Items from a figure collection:
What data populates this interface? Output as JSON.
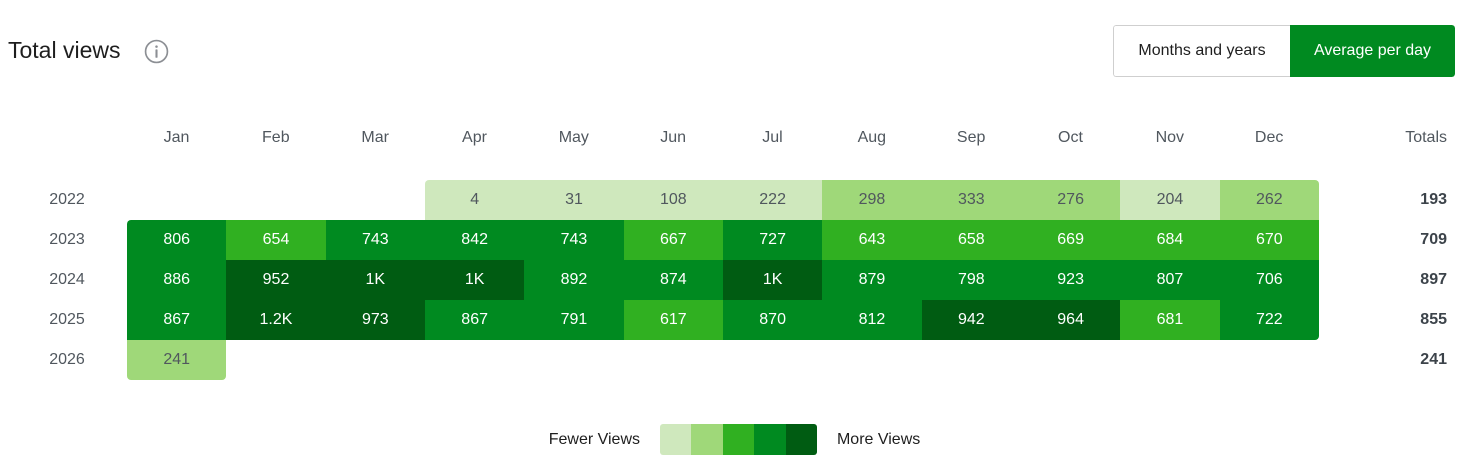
{
  "header": {
    "title": "Total views",
    "info_icon": "info-circle-icon"
  },
  "toggle": {
    "options": [
      "Months and years",
      "Average per day"
    ],
    "selected": "Average per day"
  },
  "heatmap": {
    "months": [
      "Jan",
      "Feb",
      "Mar",
      "Apr",
      "May",
      "Jun",
      "Jul",
      "Aug",
      "Sep",
      "Oct",
      "Nov",
      "Dec"
    ],
    "totals_label": "Totals",
    "rows": [
      {
        "year": "2022",
        "total": "193",
        "cells": [
          null,
          null,
          null,
          {
            "label": "4",
            "level": 1
          },
          {
            "label": "31",
            "level": 1
          },
          {
            "label": "108",
            "level": 1
          },
          {
            "label": "222",
            "level": 1
          },
          {
            "label": "298",
            "level": 2
          },
          {
            "label": "333",
            "level": 2
          },
          {
            "label": "276",
            "level": 2
          },
          {
            "label": "204",
            "level": 1
          },
          {
            "label": "262",
            "level": 2
          }
        ]
      },
      {
        "year": "2023",
        "total": "709",
        "cells": [
          {
            "label": "806",
            "level": 4
          },
          {
            "label": "654",
            "level": 3
          },
          {
            "label": "743",
            "level": 4
          },
          {
            "label": "842",
            "level": 4
          },
          {
            "label": "743",
            "level": 4
          },
          {
            "label": "667",
            "level": 3
          },
          {
            "label": "727",
            "level": 4
          },
          {
            "label": "643",
            "level": 3
          },
          {
            "label": "658",
            "level": 3
          },
          {
            "label": "669",
            "level": 3
          },
          {
            "label": "684",
            "level": 3
          },
          {
            "label": "670",
            "level": 3
          }
        ]
      },
      {
        "year": "2024",
        "total": "897",
        "cells": [
          {
            "label": "886",
            "level": 4
          },
          {
            "label": "952",
            "level": 5
          },
          {
            "label": "1K",
            "level": 5
          },
          {
            "label": "1K",
            "level": 5
          },
          {
            "label": "892",
            "level": 4
          },
          {
            "label": "874",
            "level": 4
          },
          {
            "label": "1K",
            "level": 5
          },
          {
            "label": "879",
            "level": 4
          },
          {
            "label": "798",
            "level": 4
          },
          {
            "label": "923",
            "level": 4
          },
          {
            "label": "807",
            "level": 4
          },
          {
            "label": "706",
            "level": 4
          }
        ]
      },
      {
        "year": "2025",
        "total": "855",
        "cells": [
          {
            "label": "867",
            "level": 4
          },
          {
            "label": "1.2K",
            "level": 5
          },
          {
            "label": "973",
            "level": 5
          },
          {
            "label": "867",
            "level": 4
          },
          {
            "label": "791",
            "level": 4
          },
          {
            "label": "617",
            "level": 3
          },
          {
            "label": "870",
            "level": 4
          },
          {
            "label": "812",
            "level": 4
          },
          {
            "label": "942",
            "level": 5
          },
          {
            "label": "964",
            "level": 5
          },
          {
            "label": "681",
            "level": 3
          },
          {
            "label": "722",
            "level": 4
          }
        ]
      },
      {
        "year": "2026",
        "total": "241",
        "cells": [
          {
            "label": "241",
            "level": 2
          },
          null,
          null,
          null,
          null,
          null,
          null,
          null,
          null,
          null,
          null,
          null
        ]
      }
    ]
  },
  "legend": {
    "fewer_label": "Fewer Views",
    "more_label": "More Views"
  },
  "colors": {
    "levels": [
      "#cfe8bd",
      "#9fd879",
      "#30b021",
      "#008a20",
      "#005c12"
    ],
    "accent": "#008a20",
    "light_text": "#50575e",
    "dark_text": "#ffffff"
  }
}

- **TASK INSTRUCTIONS**: Write the listing above out again exactly, dropping each image.

- **RESULT**:
What data populates this interface? Output as JSON.
{
  "header": {
    "title": "Total views",
    "info_icon": "info-circle-icon"
  },
  "toggle": {
    "options": [
      "Months and years",
      "Average per day"
    ],
    "selected": "Average per day"
  },
  "heatmap": {
    "months": [
      "Jan",
      "Feb",
      "Mar",
      "Apr",
      "May",
      "Jun",
      "Jul",
      "Aug",
      "Sep",
      "Oct",
      "Nov",
      "Dec"
    ],
    "totals_label": "Totals",
    "rows": [
      {
        "year": "2022",
        "total": "193",
        "cells": [
          null,
          null,
          null,
          {
            "label": "4",
            "level": 1
          },
          {
            "label": "31",
            "level": 1
          },
          {
            "label": "108",
            "level": 1
          },
          {
            "label": "222",
            "level": 1
          },
          {
            "label": "298",
            "level": 2
          },
          {
            "label": "333",
            "level": 2
          },
          {
            "label": "276",
            "level": 2
          },
          {
            "label": "204",
            "level": 1
          },
          {
            "label": "262",
            "level": 2
          }
        ]
      },
      {
        "year": "2023",
        "total": "709",
        "cells": [
          {
            "label": "806",
            "level": 4
          },
          {
            "label": "654",
            "level": 3
          },
          {
            "label": "743",
            "level": 4
          },
          {
            "label": "842",
            "level": 4
          },
          {
            "label": "743",
            "level": 4
          },
          {
            "label": "667",
            "level": 3
          },
          {
            "label": "727",
            "level": 4
          },
          {
            "label": "643",
            "level": 3
          },
          {
            "label": "658",
            "level": 3
          },
          {
            "label": "669",
            "level": 3
          },
          {
            "label": "684",
            "level": 3
          },
          {
            "label": "670",
            "level": 3
          }
        ]
      },
      {
        "year": "2024",
        "total": "897",
        "cells": [
          {
            "label": "886",
            "level": 4
          },
          {
            "label": "952",
            "level": 5
          },
          {
            "label": "1K",
            "level": 5
          },
          {
            "label": "1K",
            "level": 5
          },
          {
            "label": "892",
            "level": 4
          },
          {
            "label": "874",
            "level": 4
          },
          {
            "label": "1K",
            "level": 5
          },
          {
            "label": "879",
            "level": 4
          },
          {
            "label": "798",
            "level": 4
          },
          {
            "label": "923",
            "level": 4
          },
          {
            "label": "807",
            "level": 4
          },
          {
            "label": "706",
            "level": 4
          }
        ]
      },
      {
        "year": "2025",
        "total": "855",
        "cells": [
          {
            "label": "867",
            "level": 4
          },
          {
            "label": "1.2K",
            "level": 5
          },
          {
            "label": "973",
            "level": 5
          },
          {
            "label": "867",
            "level": 4
          },
          {
            "label": "791",
            "level": 4
          },
          {
            "label": "617",
            "level": 3
          },
          {
            "label": "870",
            "level": 4
          },
          {
            "label": "812",
            "level": 4
          },
          {
            "label": "942",
            "level": 5
          },
          {
            "label": "964",
            "level": 5
          },
          {
            "label": "681",
            "level": 3
          },
          {
            "label": "722",
            "level": 4
          }
        ]
      },
      {
        "year": "2026",
        "total": "241",
        "cells": [
          {
            "label": "241",
            "level": 2
          },
          null,
          null,
          null,
          null,
          null,
          null,
          null,
          null,
          null,
          null,
          null
        ]
      }
    ]
  },
  "legend": {
    "fewer_label": "Fewer Views",
    "more_label": "More Views"
  },
  "colors": {
    "levels": [
      "#cfe8bd",
      "#9fd879",
      "#30b021",
      "#008a20",
      "#005c12"
    ],
    "accent": "#008a20",
    "light_text": "#50575e",
    "dark_text": "#ffffff"
  }
}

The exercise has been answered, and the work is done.